** start **
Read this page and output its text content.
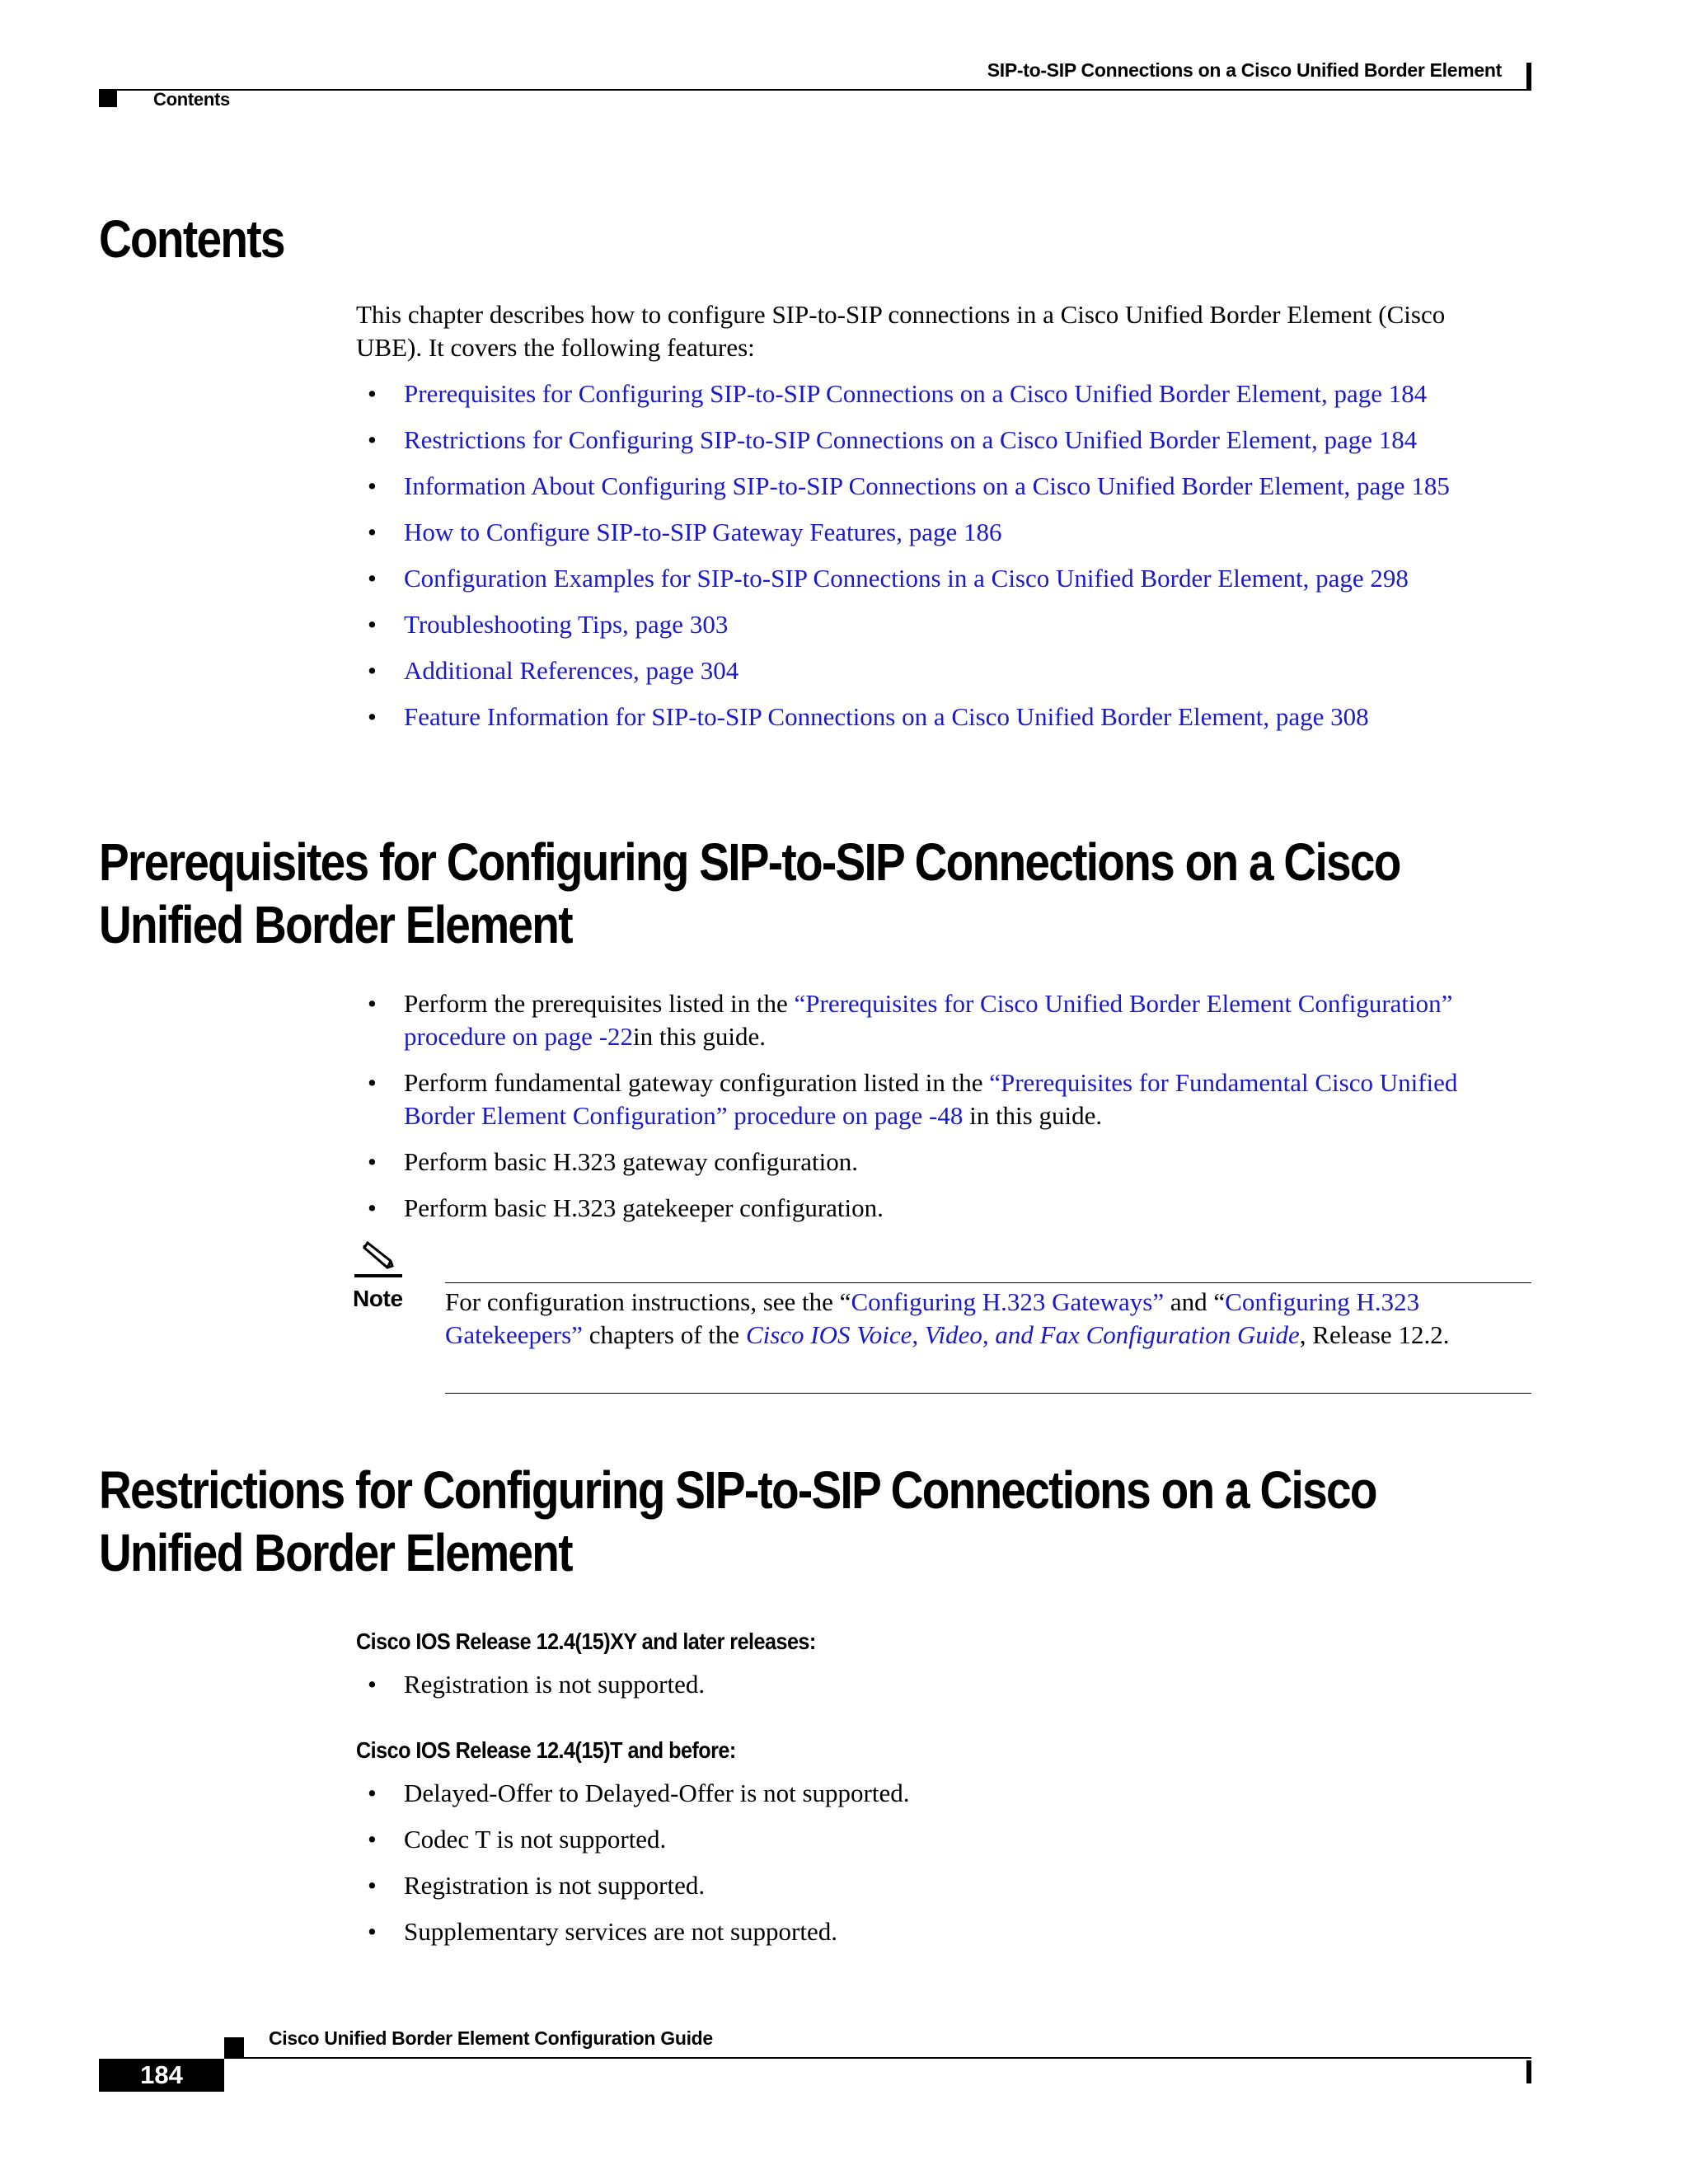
SIP-to-SIP Connections on a Cisco Unified Border Element
Contents
Contents
This chapter describes how to configure SIP-to-SIP connections in a Cisco Unified Border Element (Cisco UBE). It covers the following features:
• Prerequisites for Configuring SIP-to-SIP Connections on a Cisco Unified Border Element, page 184
• Restrictions for Configuring SIP-to-SIP Connections on a Cisco Unified Border Element, page 184
• Information About Configuring SIP-to-SIP Connections on a Cisco Unified Border Element, page 185
• How to Configure SIP-to-SIP Gateway Features, page 186
• Configuration Examples for SIP-to-SIP Connections in a Cisco Unified Border Element, page 298
• Troubleshooting Tips, page 303
• Additional References, page 304
• Feature Information for SIP-to-SIP Connections on a Cisco Unified Border Element, page 308
Prerequisites for Configuring SIP-to-SIP Connections on a Cisco
Unified Border Element
• Perform the prerequisites listed in the “Prerequisites for Cisco Unified Border Element Configuration” procedure on page -22in this guide.
• Perform fundamental gateway configuration listed in the “Prerequisites for Fundamental Cisco Unified Border Element Configuration” procedure on page -48 in this guide.
• Perform basic H.323 gateway configuration.
• Perform basic H.323 gatekeeper configuration.
Note For configuration instructions, see the “Configuring H.323 Gateways” and “Configuring H.323 Gatekeepers” chapters of the Cisco IOS Voice, Video, and Fax Configuration Guide, Release 12.2.
Restrictions for Configuring SIP-to-SIP Connections on a Cisco
Unified Border Element
Cisco IOS Release 12.4(15)XY and later releases:
• Registration is not supported.
Cisco IOS Release 12.4(15)T and before:
• Delayed-Offer to Delayed-Offer is not supported.
• Codec T is not supported.
• Registration is not supported.
• Supplementary services are not supported.
Cisco Unified Border Element Configuration Guide
184
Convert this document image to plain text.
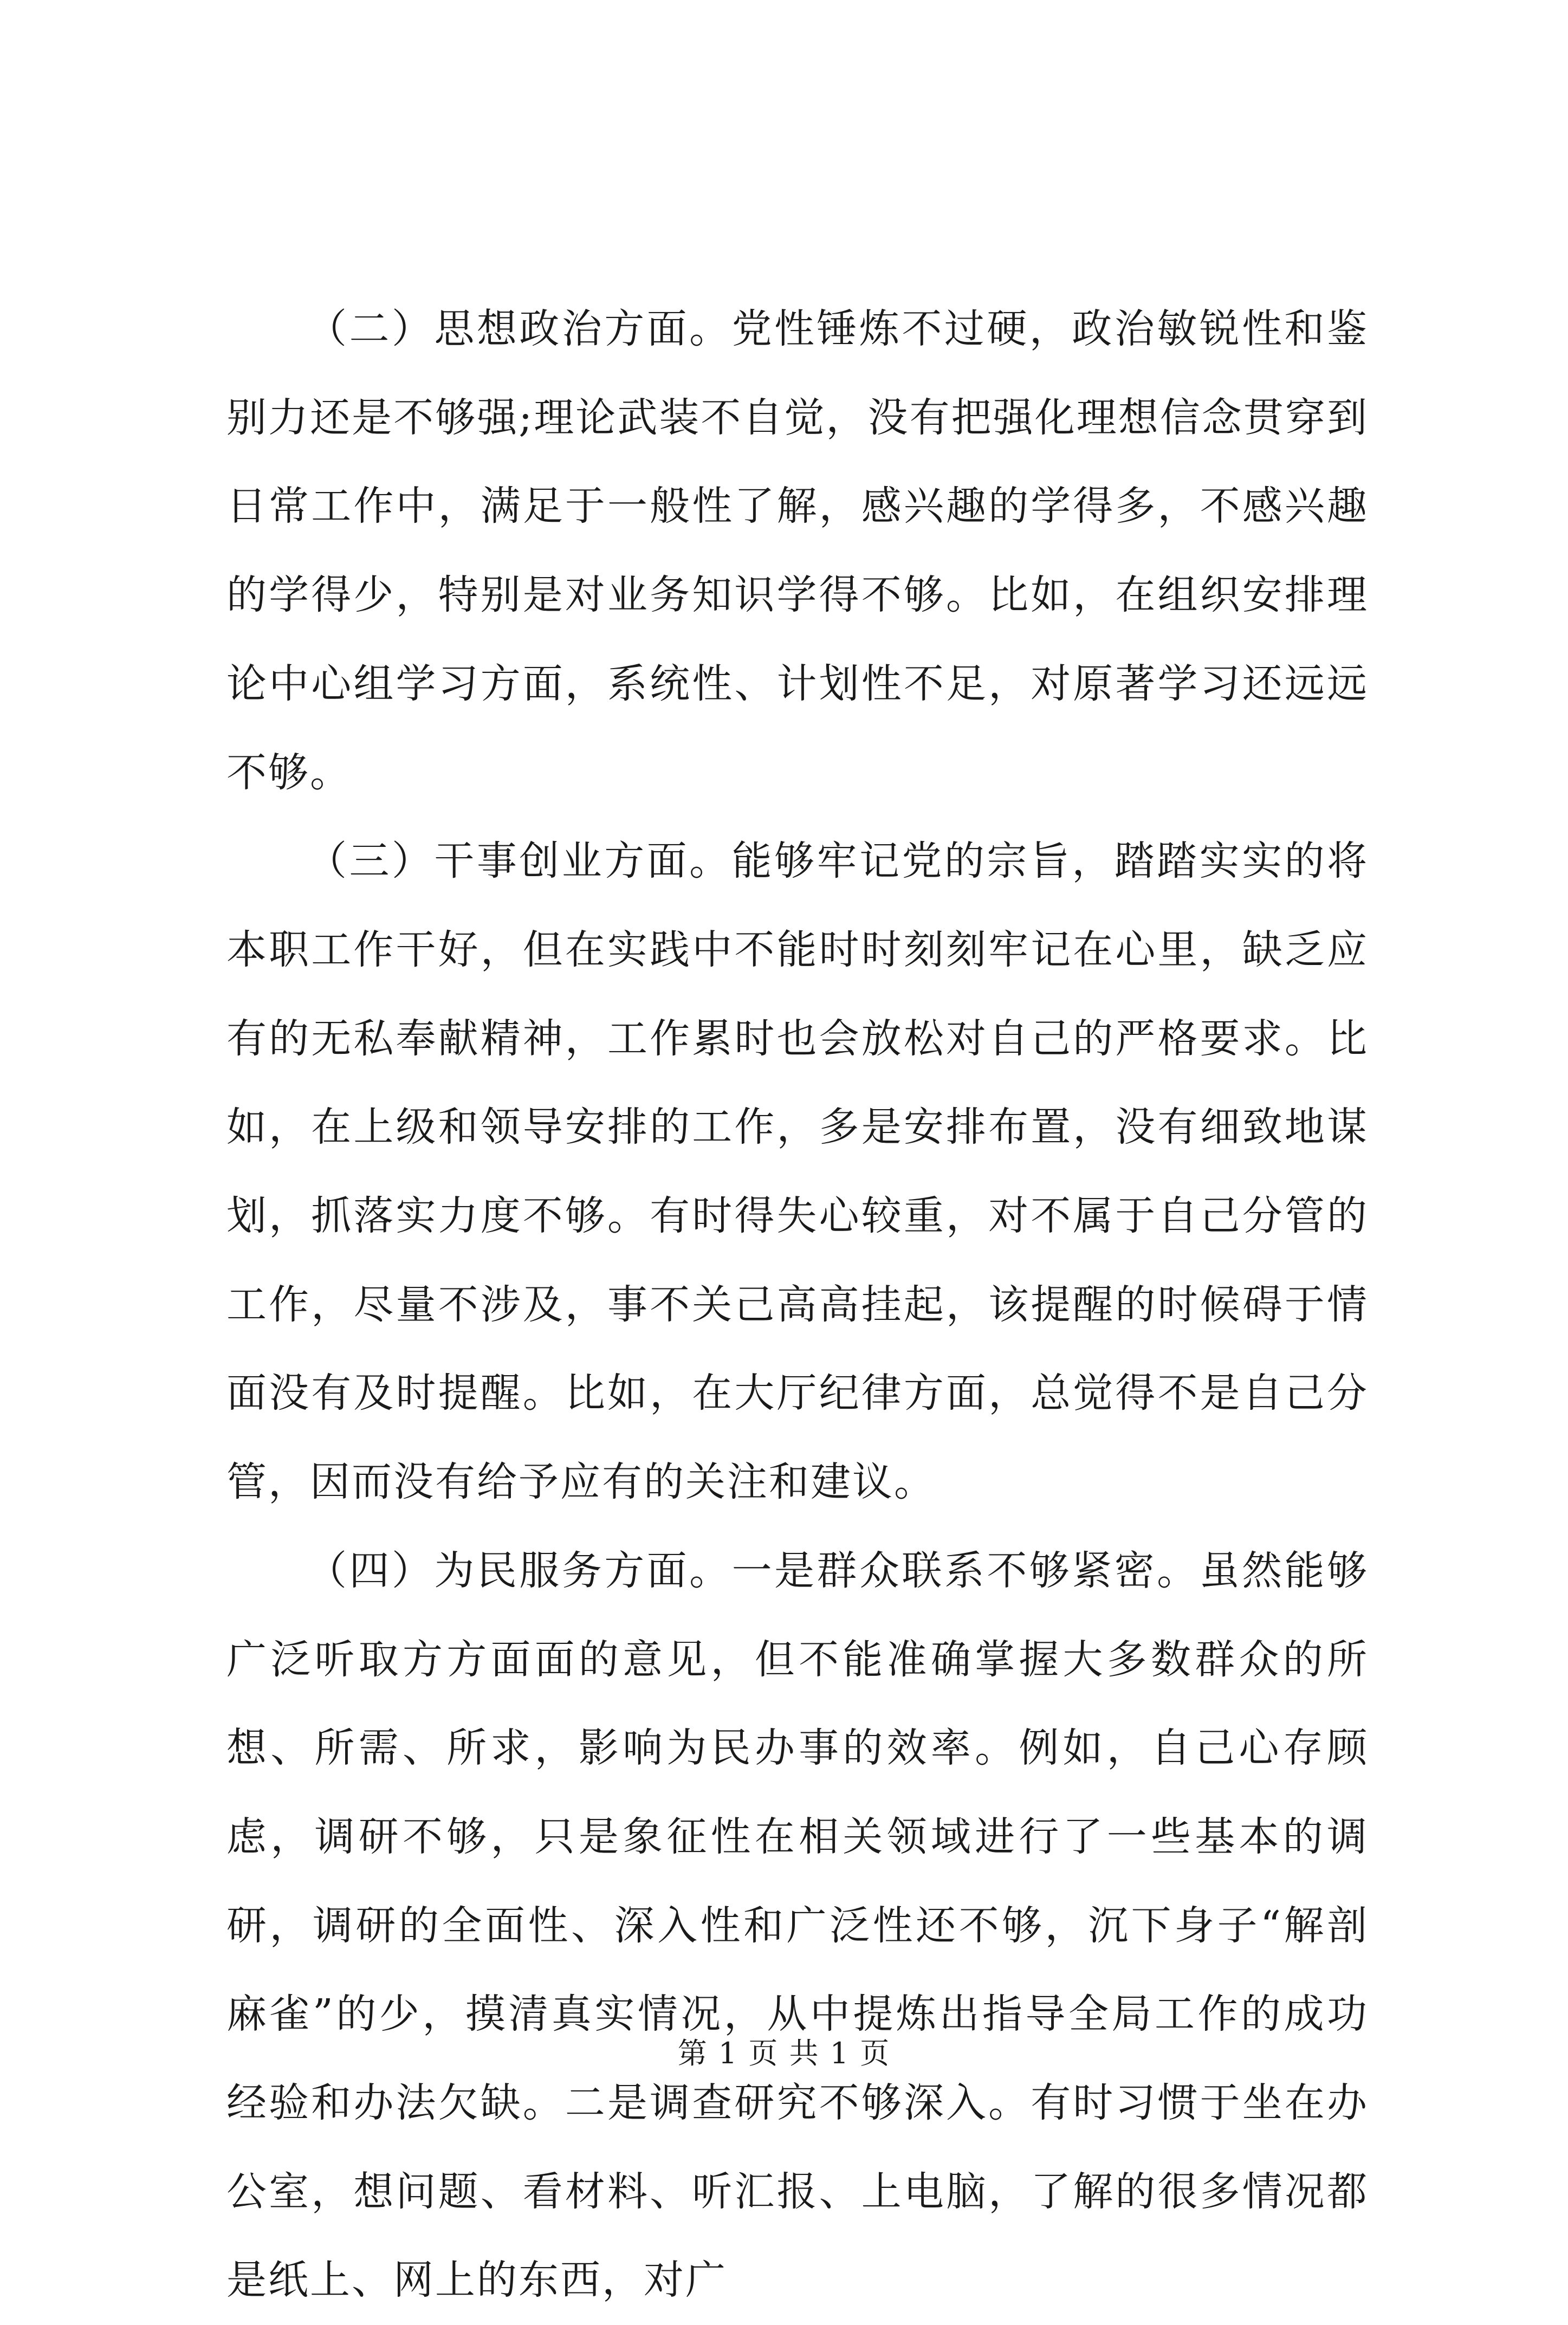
（二）思想政治方面。党性锤炼不过硬，政治敏锐性和鉴别力还是不够强;理论武装不自觉，没有把强化理想信念贯穿到日常工作中，满足于一般性了解，感兴趣的学得多，不感兴趣的学得少，特别是对业务知识学得不够。比如，在组织安排理论中心组学习方面，系统性、计划性不足，对原著学习还远远不够。

（三）干事创业方面。能够牢记党的宗旨，踏踏实实的将本职工作干好，但在实践中不能时时刻刻牢记在心里，缺乏应有的无私奉献精神，工作累时也会放松对自己的严格要求。比如，在上级和领导安排的工作，多是安排布置，没有细致地谋划，抓落实力度不够。有时得失心较重，对不属于自己分管的工作，尽量不涉及，事不关己高高挂起，该提醒的时候碍于情面没有及时提醒。比如，在大厅纪律方面，总觉得不是自己分管，因而没有给予应有的关注和建议。

（四）为民服务方面。一是群众联系不够紧密。虽然能够广泛听取方方面面的意见，但不能准确掌握大多数群众的所想、所需、所求，影响为民办事的效率。例如，自己心存顾虑，调研不够，只是象征性在相关领域进行了一些基本的调研，调研的全面性、深入性和广泛性还不够，沉下身子“解剖麻雀”的少，摸清真实情况，从中提炼出指导全局工作的成功经验和办法欠缺。二是调查研究不够深入。有时习惯于坐在办公室，想问题、看材料、听汇报、上电脑，了解的很多情况都是纸上、网上的东西，对广

第 1 页 共 1 页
** end **
> Exercise instructions:
Generate a word-for-word copy of the preceding records, excluding all pictures.

> Response to this task:
Read this page and output its text content.
SIP-to-SIP Connections on a Cisco Unified Border Element
Contents
Contents
This chapter describes how to configure SIP-to-SIP connections in a Cisco Unified Border Element (Cisco UBE). It covers the following features:
• Prerequisites for Configuring SIP-to-SIP Connections on a Cisco Unified Border Element, page 184
• Restrictions for Configuring SIP-to-SIP Connections on a Cisco Unified Border Element, page 184
• Information About Configuring SIP-to-SIP Connections on a Cisco Unified Border Element, page 185
• How to Configure SIP-to-SIP Gateway Features, page 186
• Configuration Examples for SIP-to-SIP Connections in a Cisco Unified Border Element, page 298
• Troubleshooting Tips, page 303
• Additional References, page 304
• Feature Information for SIP-to-SIP Connections on a Cisco Unified Border Element, page 308
Prerequisites for Configuring SIP-to-SIP Connections on a Cisco
Unified Border Element
• Perform the prerequisites listed in the “Prerequisites for Cisco Unified Border Element Configuration” procedure on page -22in this guide.
• Perform fundamental gateway configuration listed in the “Prerequisites for Fundamental Cisco Unified Border Element Configuration” procedure on page -48 in this guide.
• Perform basic H.323 gateway configuration.
• Perform basic H.323 gatekeeper configuration.
Note For configuration instructions, see the “Configuring H.323 Gateways” and “Configuring H.323 Gatekeepers” chapters of the Cisco IOS Voice, Video, and Fax Configuration Guide, Release 12.2.
Restrictions for Configuring SIP-to-SIP Connections on a Cisco
Unified Border Element
Cisco IOS Release 12.4(15)XY and later releases:
• Registration is not supported.
Cisco IOS Release 12.4(15)T and before:
• Delayed-Offer to Delayed-Offer is not supported.
• Codec T is not supported.
• Registration is not supported.
• Supplementary services are not supported.
Cisco Unified Border Element Configuration Guide
184
Convert this document image to plain text.
（二）思想政治方面。党性锤炼不过硬，政治敏锐性和鉴别力还是不够强;理论武装不自觉，没有把强化理想信念贯穿到日常工作中，满足于一般性了解，感兴趣的学得多，不感兴趣的学得少，特别是对业务知识学得不够。比如，在组织安排理论中心组学习方面，系统性、计划性不足，对原著学习还远远不够。

（三）干事创业方面。能够牢记党的宗旨，踏踏实实的将本职工作干好，但在实践中不能时时刻刻牢记在心里，缺乏应有的无私奉献精神，工作累时也会放松对自己的严格要求。比如，在上级和领导安排的工作，多是安排布置，没有细致地谋划，抓落实力度不够。有时得失心较重，对不属于自己分管的工作，尽量不涉及，事不关己高高挂起，该提醒的时候碍于情面没有及时提醒。比如，在大厅纪律方面，总觉得不是自己分管，因而没有给予应有的关注和建议。

（四）为民服务方面。一是群众联系不够紧密。虽然能够广泛听取方方面面的意见，但不能准确掌握大多数群众的所想、所需、所求，影响为民办事的效率。例如，自己心存顾虑，调研不够，只是象征性在相关领域进行了一些基本的调研，调研的全面性、深入性和广泛性还不够，沉下身子“解剖麻雀”的少，摸清真实情况，从中提炼出指导全局工作的成功经验和办法欠缺。二是调查研究不够深入。有时习惯于坐在办公室，想问题、看材料、听汇报、上电脑，了解的很多情况都是纸上、网上的东西，对广

第 1 页 共 1 页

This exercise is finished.